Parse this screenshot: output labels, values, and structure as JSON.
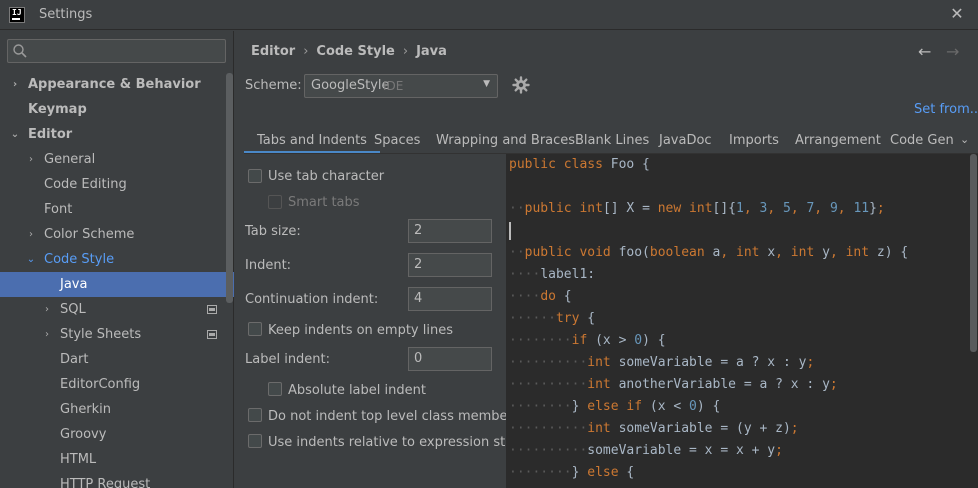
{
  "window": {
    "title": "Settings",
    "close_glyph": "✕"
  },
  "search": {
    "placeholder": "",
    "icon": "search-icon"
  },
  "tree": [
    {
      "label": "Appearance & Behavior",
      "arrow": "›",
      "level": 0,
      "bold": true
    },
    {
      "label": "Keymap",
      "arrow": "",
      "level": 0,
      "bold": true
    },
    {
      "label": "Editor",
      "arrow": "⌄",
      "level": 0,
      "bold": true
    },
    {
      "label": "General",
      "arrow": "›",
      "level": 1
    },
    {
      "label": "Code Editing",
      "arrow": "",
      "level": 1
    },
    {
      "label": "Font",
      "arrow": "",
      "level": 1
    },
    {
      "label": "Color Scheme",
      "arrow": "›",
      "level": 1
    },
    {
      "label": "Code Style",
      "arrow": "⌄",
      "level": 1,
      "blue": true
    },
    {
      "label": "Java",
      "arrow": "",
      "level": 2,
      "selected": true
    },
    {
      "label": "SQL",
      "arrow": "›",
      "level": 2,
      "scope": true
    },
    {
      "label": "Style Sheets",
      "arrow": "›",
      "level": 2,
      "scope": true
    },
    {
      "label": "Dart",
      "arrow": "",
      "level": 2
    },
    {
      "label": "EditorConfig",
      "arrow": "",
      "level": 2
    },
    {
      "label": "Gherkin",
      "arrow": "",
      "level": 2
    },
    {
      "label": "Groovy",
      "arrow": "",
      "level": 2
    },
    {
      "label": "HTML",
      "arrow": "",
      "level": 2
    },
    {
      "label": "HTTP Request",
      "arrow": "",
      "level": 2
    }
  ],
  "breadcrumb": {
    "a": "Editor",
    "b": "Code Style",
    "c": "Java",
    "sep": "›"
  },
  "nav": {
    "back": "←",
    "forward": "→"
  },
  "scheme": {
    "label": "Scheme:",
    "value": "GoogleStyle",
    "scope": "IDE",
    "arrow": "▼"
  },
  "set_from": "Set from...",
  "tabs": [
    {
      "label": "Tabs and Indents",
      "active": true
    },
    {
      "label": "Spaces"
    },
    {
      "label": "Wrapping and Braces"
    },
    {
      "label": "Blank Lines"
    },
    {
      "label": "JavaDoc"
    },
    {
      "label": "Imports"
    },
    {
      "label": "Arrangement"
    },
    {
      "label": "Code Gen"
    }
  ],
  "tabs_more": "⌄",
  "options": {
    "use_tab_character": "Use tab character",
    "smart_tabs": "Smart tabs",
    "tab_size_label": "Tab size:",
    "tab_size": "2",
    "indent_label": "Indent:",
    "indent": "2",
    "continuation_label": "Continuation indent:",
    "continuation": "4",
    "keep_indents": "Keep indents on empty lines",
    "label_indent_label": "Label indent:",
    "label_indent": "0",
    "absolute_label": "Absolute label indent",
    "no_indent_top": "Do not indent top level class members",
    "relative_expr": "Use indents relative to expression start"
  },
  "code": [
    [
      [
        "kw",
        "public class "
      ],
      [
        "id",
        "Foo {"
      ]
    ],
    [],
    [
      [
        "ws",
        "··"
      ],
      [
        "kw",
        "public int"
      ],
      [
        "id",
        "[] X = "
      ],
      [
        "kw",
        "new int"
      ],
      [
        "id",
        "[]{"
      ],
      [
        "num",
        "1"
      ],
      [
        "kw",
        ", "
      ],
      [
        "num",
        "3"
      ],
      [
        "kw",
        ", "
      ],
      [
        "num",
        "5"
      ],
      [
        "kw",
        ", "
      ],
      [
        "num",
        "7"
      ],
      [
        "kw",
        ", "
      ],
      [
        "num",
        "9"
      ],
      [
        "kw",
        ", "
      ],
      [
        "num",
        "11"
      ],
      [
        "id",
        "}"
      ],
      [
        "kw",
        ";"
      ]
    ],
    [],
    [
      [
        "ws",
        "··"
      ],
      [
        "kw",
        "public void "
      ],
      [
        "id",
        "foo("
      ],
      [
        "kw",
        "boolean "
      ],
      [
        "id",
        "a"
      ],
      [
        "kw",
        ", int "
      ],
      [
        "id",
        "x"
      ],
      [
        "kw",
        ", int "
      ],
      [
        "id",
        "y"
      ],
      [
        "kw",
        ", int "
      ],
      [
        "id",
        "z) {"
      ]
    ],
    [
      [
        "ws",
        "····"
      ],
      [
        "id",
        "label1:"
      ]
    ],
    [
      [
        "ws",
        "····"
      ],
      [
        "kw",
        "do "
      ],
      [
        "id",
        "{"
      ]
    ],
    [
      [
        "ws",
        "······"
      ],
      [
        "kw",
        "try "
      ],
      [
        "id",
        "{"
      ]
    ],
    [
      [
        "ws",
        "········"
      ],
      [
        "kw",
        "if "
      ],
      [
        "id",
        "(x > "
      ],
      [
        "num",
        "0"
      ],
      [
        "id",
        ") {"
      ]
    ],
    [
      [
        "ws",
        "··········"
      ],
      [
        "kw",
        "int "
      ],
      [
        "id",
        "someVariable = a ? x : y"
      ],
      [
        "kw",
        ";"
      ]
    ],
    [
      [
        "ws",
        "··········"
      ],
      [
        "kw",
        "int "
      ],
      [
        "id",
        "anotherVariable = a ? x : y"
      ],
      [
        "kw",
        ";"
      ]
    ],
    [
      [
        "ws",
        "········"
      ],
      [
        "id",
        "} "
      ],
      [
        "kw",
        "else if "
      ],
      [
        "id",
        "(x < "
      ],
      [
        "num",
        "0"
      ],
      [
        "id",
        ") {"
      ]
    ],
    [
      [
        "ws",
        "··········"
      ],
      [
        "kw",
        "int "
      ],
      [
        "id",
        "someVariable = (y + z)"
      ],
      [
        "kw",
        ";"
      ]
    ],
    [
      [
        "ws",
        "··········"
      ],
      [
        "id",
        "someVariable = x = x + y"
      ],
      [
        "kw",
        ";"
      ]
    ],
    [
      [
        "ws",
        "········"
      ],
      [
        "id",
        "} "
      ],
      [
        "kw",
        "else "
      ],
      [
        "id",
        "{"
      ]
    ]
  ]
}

◇ ◇ ◇ ◇ ◇ ◇ ◇

Problem statement: Each entry above should be reproduced exactly, with the pictures removed.

Solution to the problem:
Parse this screenshot: output labels, values, and structure as JSON.
{
  "window": {
    "title": "Settings",
    "close_glyph": "✕"
  },
  "search": {
    "placeholder": "",
    "icon": "search-icon"
  },
  "tree": [
    {
      "label": "Appearance & Behavior",
      "arrow": "›",
      "level": 0,
      "bold": true
    },
    {
      "label": "Keymap",
      "arrow": "",
      "level": 0,
      "bold": true
    },
    {
      "label": "Editor",
      "arrow": "⌄",
      "level": 0,
      "bold": true
    },
    {
      "label": "General",
      "arrow": "›",
      "level": 1
    },
    {
      "label": "Code Editing",
      "arrow": "",
      "level": 1
    },
    {
      "label": "Font",
      "arrow": "",
      "level": 1
    },
    {
      "label": "Color Scheme",
      "arrow": "›",
      "level": 1
    },
    {
      "label": "Code Style",
      "arrow": "⌄",
      "level": 1,
      "blue": true
    },
    {
      "label": "Java",
      "arrow": "",
      "level": 2,
      "selected": true
    },
    {
      "label": "SQL",
      "arrow": "›",
      "level": 2,
      "scope": true
    },
    {
      "label": "Style Sheets",
      "arrow": "›",
      "level": 2,
      "scope": true
    },
    {
      "label": "Dart",
      "arrow": "",
      "level": 2
    },
    {
      "label": "EditorConfig",
      "arrow": "",
      "level": 2
    },
    {
      "label": "Gherkin",
      "arrow": "",
      "level": 2
    },
    {
      "label": "Groovy",
      "arrow": "",
      "level": 2
    },
    {
      "label": "HTML",
      "arrow": "",
      "level": 2
    },
    {
      "label": "HTTP Request",
      "arrow": "",
      "level": 2
    }
  ],
  "breadcrumb": {
    "a": "Editor",
    "b": "Code Style",
    "c": "Java",
    "sep": "›"
  },
  "nav": {
    "back": "←",
    "forward": "→"
  },
  "scheme": {
    "label": "Scheme:",
    "value": "GoogleStyle",
    "scope": "IDE",
    "arrow": "▼"
  },
  "set_from": "Set from...",
  "tabs": [
    {
      "label": "Tabs and Indents",
      "active": true
    },
    {
      "label": "Spaces"
    },
    {
      "label": "Wrapping and Braces"
    },
    {
      "label": "Blank Lines"
    },
    {
      "label": "JavaDoc"
    },
    {
      "label": "Imports"
    },
    {
      "label": "Arrangement"
    },
    {
      "label": "Code Gen"
    }
  ],
  "tabs_more": "⌄",
  "options": {
    "use_tab_character": "Use tab character",
    "smart_tabs": "Smart tabs",
    "tab_size_label": "Tab size:",
    "tab_size": "2",
    "indent_label": "Indent:",
    "indent": "2",
    "continuation_label": "Continuation indent:",
    "continuation": "4",
    "keep_indents": "Keep indents on empty lines",
    "label_indent_label": "Label indent:",
    "label_indent": "0",
    "absolute_label": "Absolute label indent",
    "no_indent_top": "Do not indent top level class members",
    "relative_expr": "Use indents relative to expression start"
  },
  "code": [
    [
      [
        "kw",
        "public class "
      ],
      [
        "id",
        "Foo {"
      ]
    ],
    [],
    [
      [
        "ws",
        "··"
      ],
      [
        "kw",
        "public int"
      ],
      [
        "id",
        "[] X = "
      ],
      [
        "kw",
        "new int"
      ],
      [
        "id",
        "[]{"
      ],
      [
        "num",
        "1"
      ],
      [
        "kw",
        ", "
      ],
      [
        "num",
        "3"
      ],
      [
        "kw",
        ", "
      ],
      [
        "num",
        "5"
      ],
      [
        "kw",
        ", "
      ],
      [
        "num",
        "7"
      ],
      [
        "kw",
        ", "
      ],
      [
        "num",
        "9"
      ],
      [
        "kw",
        ", "
      ],
      [
        "num",
        "11"
      ],
      [
        "id",
        "}"
      ],
      [
        "kw",
        ";"
      ]
    ],
    [],
    [
      [
        "ws",
        "··"
      ],
      [
        "kw",
        "public void "
      ],
      [
        "id",
        "foo("
      ],
      [
        "kw",
        "boolean "
      ],
      [
        "id",
        "a"
      ],
      [
        "kw",
        ", int "
      ],
      [
        "id",
        "x"
      ],
      [
        "kw",
        ", int "
      ],
      [
        "id",
        "y"
      ],
      [
        "kw",
        ", int "
      ],
      [
        "id",
        "z) {"
      ]
    ],
    [
      [
        "ws",
        "····"
      ],
      [
        "id",
        "label1:"
      ]
    ],
    [
      [
        "ws",
        "····"
      ],
      [
        "kw",
        "do "
      ],
      [
        "id",
        "{"
      ]
    ],
    [
      [
        "ws",
        "······"
      ],
      [
        "kw",
        "try "
      ],
      [
        "id",
        "{"
      ]
    ],
    [
      [
        "ws",
        "········"
      ],
      [
        "kw",
        "if "
      ],
      [
        "id",
        "(x > "
      ],
      [
        "num",
        "0"
      ],
      [
        "id",
        ") {"
      ]
    ],
    [
      [
        "ws",
        "··········"
      ],
      [
        "kw",
        "int "
      ],
      [
        "id",
        "someVariable = a ? x : y"
      ],
      [
        "kw",
        ";"
      ]
    ],
    [
      [
        "ws",
        "··········"
      ],
      [
        "kw",
        "int "
      ],
      [
        "id",
        "anotherVariable = a ? x : y"
      ],
      [
        "kw",
        ";"
      ]
    ],
    [
      [
        "ws",
        "········"
      ],
      [
        "id",
        "} "
      ],
      [
        "kw",
        "else if "
      ],
      [
        "id",
        "(x < "
      ],
      [
        "num",
        "0"
      ],
      [
        "id",
        ") {"
      ]
    ],
    [
      [
        "ws",
        "··········"
      ],
      [
        "kw",
        "int "
      ],
      [
        "id",
        "someVariable = (y + z)"
      ],
      [
        "kw",
        ";"
      ]
    ],
    [
      [
        "ws",
        "··········"
      ],
      [
        "id",
        "someVariable = x = x + y"
      ],
      [
        "kw",
        ";"
      ]
    ],
    [
      [
        "ws",
        "········"
      ],
      [
        "id",
        "} "
      ],
      [
        "kw",
        "else "
      ],
      [
        "id",
        "{"
      ]
    ]
  ]
}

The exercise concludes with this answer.